▶ **Tasks**
1. In the sphere vibration solution, what stiffness is given for the spring?
2. Please rewrite the part of the sphere vibration solution that begins at the words "We are given" and stops after "displacement $BC$ using the following relation.", changing "sphere" to "ball".

==== Reading passage

Step 1

We are given the mass of the sphere as $m = 3\,{\rm{kg}}$, the distance between the centre & spring and the centre & sphere as $b = 300\,{\rm{mm}}$, and the stiffness of spring as $k = 500\,{\rm{N/m}}$.

We are asked to determine the natural period of vibration of the sphere.

 
Step 2

The diagram of the system having angular displacement of $\theta $ can be drawn as shown below.

 
Step 3

Find the displacement $BC$ using the following relation.

\[\frac{{BC}}{b} = \frac{{DA}}{b}\]

On substituting $y$ for $DA$ in the above equation we get,

\[\frac{{BC}}{b} = \frac{{DA}}{b}\]

On substituting the known values in the above equation we get,

\[\begin{array}{c} \frac{{BC}}{{300\,{\rm{mm}}}} = \frac{y}{{300\,{\rm{mm}}}}\\ BC = y\,......\left( 1 \right) \end{array}\]
 
Step 4

Find the kinetic energy of the ball using the following relation.

\[T = \frac{1}{2}m{\dot y^2}\]

On substituting the known values in the above equation we get,

\[\begin{array}{c} T = \frac{1}{2}\left( {3\,{\rm{kg}}} \right){{\dot y}^2}\\ = \left( {1.5\,{\rm{kg}}} \right){{\dot y}^2}\,......\left( 2 \right) \end{array}\]
 
Step 5

Find the potential energy of the spring using the following relation.

\[V = \frac{1}{2}k{\left( {BC} \right)^2}\]

On substituting the known value of equation (2) in the above equation we get,

\[\begin{array}{c} V = \frac{1}{2}\left[ {\left( {500\,{\rm{N/m}}} \right) \times \left( {\frac{{1\,{\rm{kg/}}{{\rm{s}}^{\rm{2}}}}}{{1\,{\rm{N/m}}}}} \right)} \right]{y^2}\\ = \left( {250\,{\rm{kg/}}{{\rm{s}}^{\rm{2}}}} \right){y^2}\,......\left( 3 \right) \end{array}\]
 
Step 6

Find the angular acceleration of the wheel by the conservation of energy using the following relation.

========
==== Data listing

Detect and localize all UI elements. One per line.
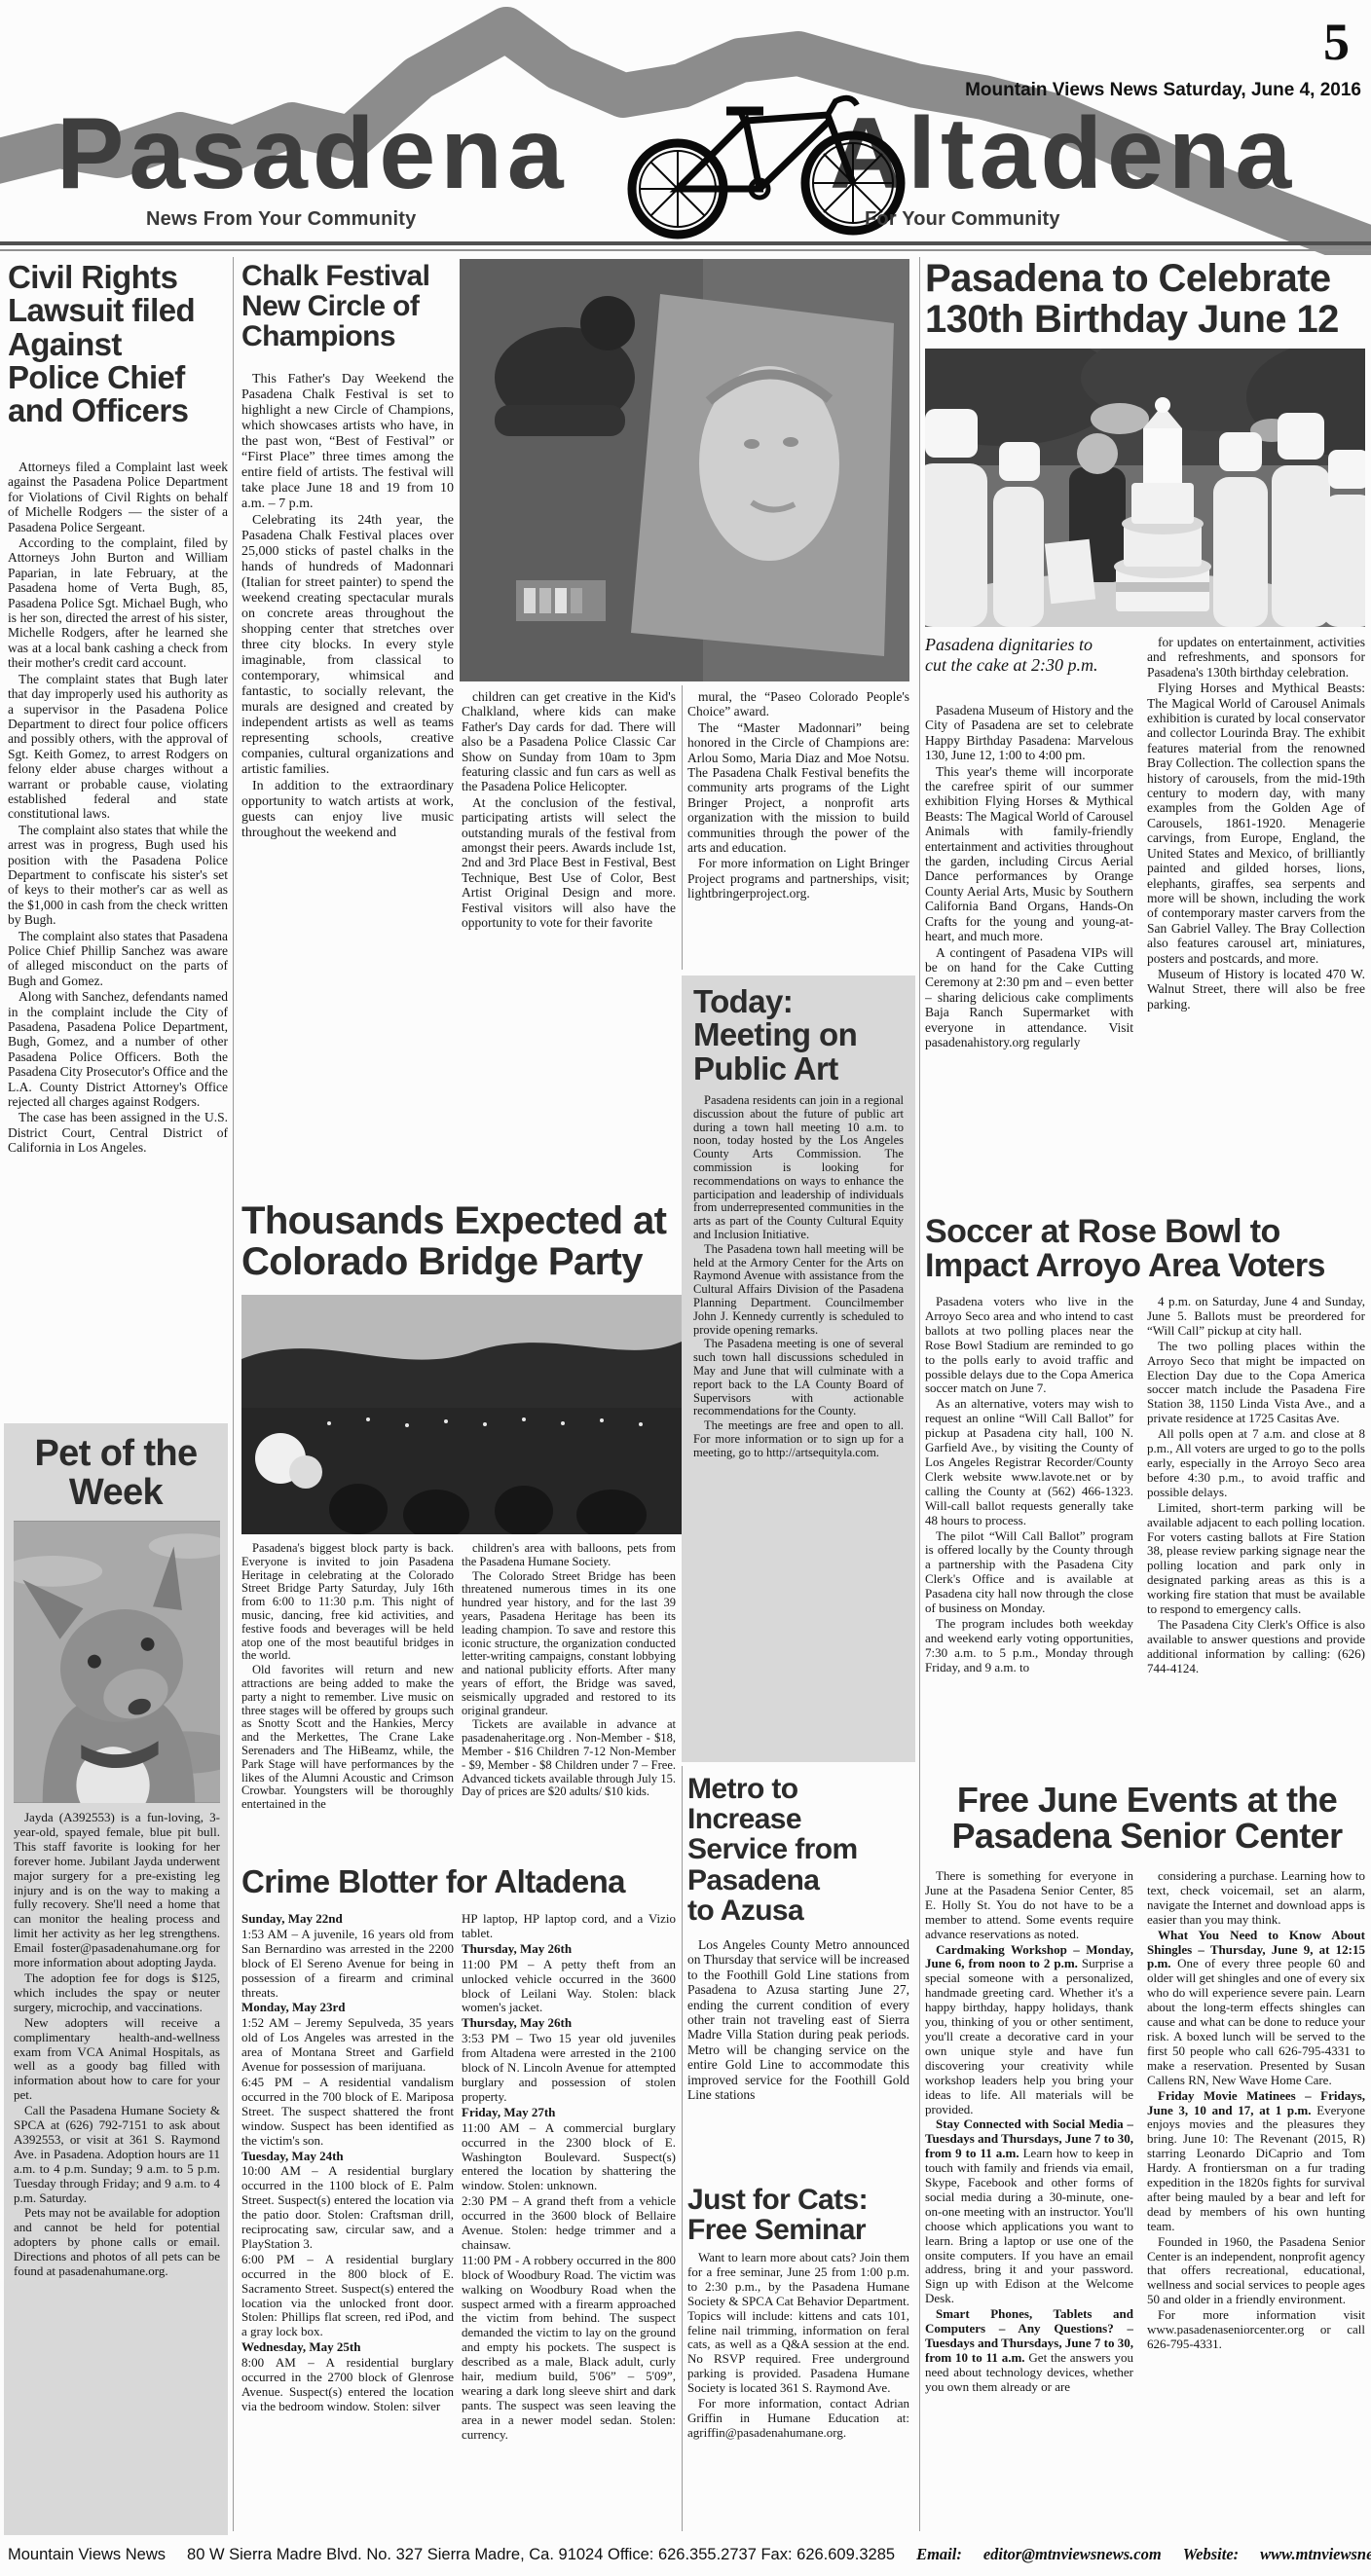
paragraph: 6:00 PM – A residential burglary occurre… — [241, 2253, 454, 2339]
paragraph: Pasadena residents can join in a regiona… — [693, 1094, 904, 1242]
paragraph: Wednesday, May 25th — [241, 2340, 454, 2355]
paragraph: Founded in 1960, the Pasadena Senior Cen… — [1147, 2235, 1365, 2308]
column-rule-3 — [919, 257, 920, 2531]
paragraph: 11:00 AM – A commercial burglary occurre… — [462, 2121, 676, 2194]
paragraph: Want to learn more about cats? Join them… — [687, 2251, 909, 2396]
paragraph: The complaint states that Bugh later tha… — [8, 672, 228, 822]
paragraph: What You Need to Know About Shingles – T… — [1147, 1929, 1365, 2088]
birthday-cake-photo — [925, 349, 1365, 627]
soccer-body-col1: Pasadena voters who live in the Arroyo S… — [925, 1295, 1133, 1772]
crime-blotter-headline: Crime Blotter for Altadena — [241, 1865, 682, 1898]
column-rule-2a — [682, 685, 683, 970]
paragraph: Limited, short-term parking will be avai… — [1147, 1501, 1365, 1617]
paragraph: The Pasadena meeting is one of several s… — [693, 1338, 904, 1418]
paragraph: for updates on entertainment, activities… — [1147, 635, 1365, 680]
paragraph: Sunday, May 22nd — [241, 1912, 454, 1927]
paragraph: mural, the “Paseo Colorado People's Choi… — [687, 689, 909, 719]
paragraph: 4 p.m. on Saturday, June 4 and Sunday, J… — [1147, 1295, 1365, 1339]
public-art-body: Pasadena residents can join in a regiona… — [693, 1094, 904, 1754]
pet-of-week-body: Jayda (A392553) is a fun-loving, 3-year-… — [14, 1811, 220, 2529]
paragraph: Flying Horses and Mythical Beasts: The M… — [1147, 681, 1365, 966]
paragraph: Thursday, May 26th — [462, 2016, 676, 2031]
paragraph: The Pasadena town hall meeting will be h… — [693, 1243, 904, 1338]
paragraph: For more information visit www.pasadenas… — [1147, 2308, 1365, 2352]
footer-website-label: Website: — [1183, 2545, 1239, 2564]
cats-seminar-headline: Just for Cats: Free Seminar — [687, 2185, 909, 2245]
paragraph: Tuesday, May 24th — [241, 2150, 454, 2164]
paragraph: Pasadena's biggest block party is back. … — [241, 1542, 454, 1663]
paragraph: 11:00 PM – A petty theft from an unlocke… — [462, 1958, 676, 2016]
paragraph: Museum of History is located 470 W. Waln… — [1147, 967, 1365, 1012]
paragraph: The Colorado Street Bridge has been thre… — [462, 1570, 676, 1718]
paragraph: Thursday, May 26th — [462, 1942, 676, 1957]
paragraph: The “Master Madonnari” being honored in … — [687, 720, 909, 856]
paragraph: The case has been assigned in the U.S. D… — [8, 1110, 228, 1155]
paragraph: Friday, May 27th — [462, 2106, 676, 2120]
chalk-festival-headline: Chalk Festival New Circle of Champions — [241, 261, 458, 352]
paragraph: 2:30 PM – A grand theft from a vehicle o… — [462, 2194, 676, 2253]
dog-photo — [14, 1521, 220, 1803]
column-rule-2b — [682, 1766, 683, 2531]
paragraph: The complaint also states that Pasadena … — [8, 929, 228, 989]
senior-body-col1: There is something for everyone in June … — [925, 1869, 1133, 2535]
birthday-body-col2: for updates on entertainment, activities… — [1147, 635, 1365, 1209]
chalk-festival-body-col3: mural, the “Paseo Colorado People's Choi… — [687, 689, 909, 968]
paragraph: Jayda (A392553) is a fun-loving, 3-year-… — [14, 1811, 220, 1970]
paragraph: Smart Phones, Tablets and Computers – An… — [925, 2307, 1133, 2394]
chalk-festival-body-col1: This Father's Day Weekend the Pasadena C… — [241, 372, 454, 1199]
paragraph: This Father's Day Weekend the Pasadena C… — [241, 372, 454, 512]
paragraph: Pets may not be available for adoption a… — [14, 2206, 220, 2279]
paragraph: 11:00 PM - A robbery occurred in the 800… — [462, 2254, 676, 2443]
paragraph: HP laptop, HP laptop cord, and a Vizio t… — [462, 1912, 676, 1941]
paragraph: Call the Pasadena Humane Society & SPCA … — [14, 2104, 220, 2205]
paragraph: Monday, May 23rd — [241, 2001, 454, 2015]
crime-blotter-col1: Sunday, May 22nd1:53 AM – A juvenile, 16… — [241, 1912, 454, 2531]
birthday-body-col1: Pasadena Museum of History and the City … — [925, 703, 1133, 1209]
footer-email-label: Email: — [916, 2545, 962, 2564]
civil-rights-body: Attorneys filed a Complaint last week ag… — [8, 460, 228, 1409]
metro-headline: Metro to Increase Service from Pasadena … — [687, 1774, 909, 1926]
paragraph: Attorneys filed a Complaint last week ag… — [8, 460, 228, 534]
page-footer: Mountain Views News 80 W Sierra Madre Bl… — [8, 2545, 1367, 2564]
paragraph: children's area with balloons, pets from… — [462, 1542, 676, 1569]
paragraph: Pasadena voters who live in the Arroyo S… — [925, 1295, 1133, 1396]
masthead-tagline-left: News From Your Community — [146, 208, 416, 231]
paragraph: The meetings are free and open to all. F… — [693, 1419, 904, 1459]
cats-seminar-body: Want to learn more about cats? Join them… — [687, 2251, 909, 2531]
birthday-photo-caption: Pasadena dignitaries to cut the cake at … — [925, 635, 1135, 676]
chalk-festival-photo — [460, 259, 909, 681]
paragraph: The program includes both weekday and we… — [925, 1617, 1133, 1675]
page-number: 5 — [1323, 12, 1350, 72]
paragraph: This year's theme will incorporate the c… — [925, 764, 1133, 944]
masthead-title-pasadena: Pasadena — [56, 103, 569, 204]
paragraph: The Pasadena City Clerk's Office is also… — [1147, 1618, 1365, 1676]
birthday-headline: Pasadena to Celebrate 130th Birthday Jun… — [925, 259, 1369, 340]
soccer-voters-headline: Soccer at Rose Bowl to Impact Arroyo Are… — [925, 1215, 1369, 1284]
paragraph: Stay Connected with Social Media – Tuesd… — [925, 2117, 1133, 2306]
paragraph: All polls open at 7 a.m. and close at 8 … — [1147, 1427, 1365, 1500]
paragraph: 1:53 AM – A juvenile, 16 years old from … — [241, 1928, 454, 2001]
paragraph: Los Angeles County Metro announced on Th… — [687, 1937, 909, 2102]
paragraph: According to the complaint, filed by Att… — [8, 535, 228, 671]
bridge-party-photo — [241, 1295, 682, 1534]
paragraph: Celebrating its 24th year, the Pasadena … — [241, 513, 454, 778]
bridge-party-headline: Thousands Expected at Colorado Bridge Pa… — [241, 1201, 682, 1282]
paragraph: 8:00 AM – A residential burglary occurre… — [241, 2356, 454, 2414]
paragraph: 6:45 PM – A residential vandalism occurr… — [241, 2076, 454, 2149]
paragraph: New adopters will receive a complimentar… — [14, 2016, 220, 2103]
paragraph: Friday Movie Matinees – Fridays, June 3,… — [1147, 2089, 1365, 2234]
crime-blotter-col2: HP laptop, HP laptop cord, and a Vizio t… — [462, 1912, 676, 2531]
bridge-party-body-col1: Pasadena's biggest block party is back. … — [241, 1542, 454, 1856]
paragraph: Cardmaking Workshop – Monday, June 6, fr… — [925, 1943, 1133, 2117]
paragraph: The complaint also states that while the… — [8, 823, 228, 928]
metro-body: Los Angeles County Metro announced on Th… — [687, 1937, 909, 2181]
footer-paper-name: Mountain Views News — [8, 2546, 166, 2564]
paragraph: For more information on Light Bringer Pr… — [687, 856, 909, 901]
paragraph: Pasadena Museum of History and the City … — [925, 703, 1133, 763]
column-rule-1 — [233, 257, 234, 2531]
footer-website: www.mtnviewsnews.com — [1260, 2545, 1371, 2564]
paragraph: At the conclusion of the festival, parti… — [462, 795, 676, 931]
paragraph: There is something for everyone in June … — [925, 1869, 1133, 1942]
newspaper-page: 5 Mountain Views News Saturday, June 4, … — [0, 0, 1371, 2576]
paragraph: The two polling places within the Arroyo… — [1147, 1340, 1365, 1426]
masthead-tagline-right: For Your Community — [865, 208, 1060, 231]
paragraph: The adoption fee for dogs is $125, which… — [14, 1971, 220, 2015]
paragraph: 1:52 AM – Jeremy Sepulveda, 35 years old… — [241, 2016, 454, 2075]
chalk-festival-body-col2: children can get creative in the Kid's C… — [462, 689, 676, 1199]
paragraph: Tickets are available in advance at pasa… — [462, 1718, 676, 1799]
paragraph: The pilot “Will Call Ballot” program is … — [925, 1529, 1133, 1616]
paragraph: Along with Sanchez, defendants named in … — [8, 989, 228, 1109]
senior-center-headline: Free June Events at the Pasadena Senior … — [925, 1782, 1369, 1855]
paragraph: A contingent of Pasadena VIPs will be on… — [925, 945, 1133, 1050]
bridge-party-body-col2: children's area with balloons, pets from… — [462, 1542, 676, 1856]
masthead-rule — [0, 241, 1371, 251]
pet-of-week-headline: Pet of the Week — [4, 1435, 228, 1512]
paragraph: For more information, contact Adrian Gri… — [687, 2397, 909, 2441]
paragraph: Old favorites will return and new attrac… — [241, 1664, 454, 1812]
soccer-body-col2: 4 p.m. on Saturday, June 4 and Sunday, J… — [1147, 1295, 1365, 1772]
paragraph: children can get creative in the Kid's C… — [462, 689, 676, 794]
senior-body-col2: considering a purchase. Learning how to … — [1147, 1869, 1365, 2535]
public-art-headline: Today: Meeting on Public Art — [693, 985, 908, 1086]
paragraph: 3:53 PM – Two 15 year old juveniles from… — [462, 2032, 676, 2105]
paragraph: 10:00 AM – A residential burglary occurr… — [241, 2164, 454, 2251]
paragraph: In addition to the extraordinary opportu… — [241, 779, 454, 841]
civil-rights-headline: Civil Rights Lawsuit filed Against Polic… — [8, 261, 232, 428]
footer-email: editor@mtnviewsnews.com — [983, 2545, 1162, 2564]
paragraph: As an alternative, voters may wish to re… — [925, 1397, 1133, 1527]
paragraph: considering a purchase. Learning how to … — [1147, 1869, 1365, 1928]
footer-address: 80 W Sierra Madre Blvd. No. 327 Sierra M… — [187, 2546, 895, 2564]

========

▶ **Written responses**
1. 500 N/m

2.
We are given the mass of the ball as $m = 3\,{\rm{kg}}$, the distance between the centre & spring and the centre & ball as $b = 300\,{\rm{mm}}$, and the stiffness of spring as $k = 500\,{\rm{N/m}}$.

We are asked to determine the natural period of vibration of the ball.

 
Step 2

The diagram of the system having angular displacement of $\theta $ can be drawn as shown below.

 
Step 3

Find the displacement $BC$ using the following relation.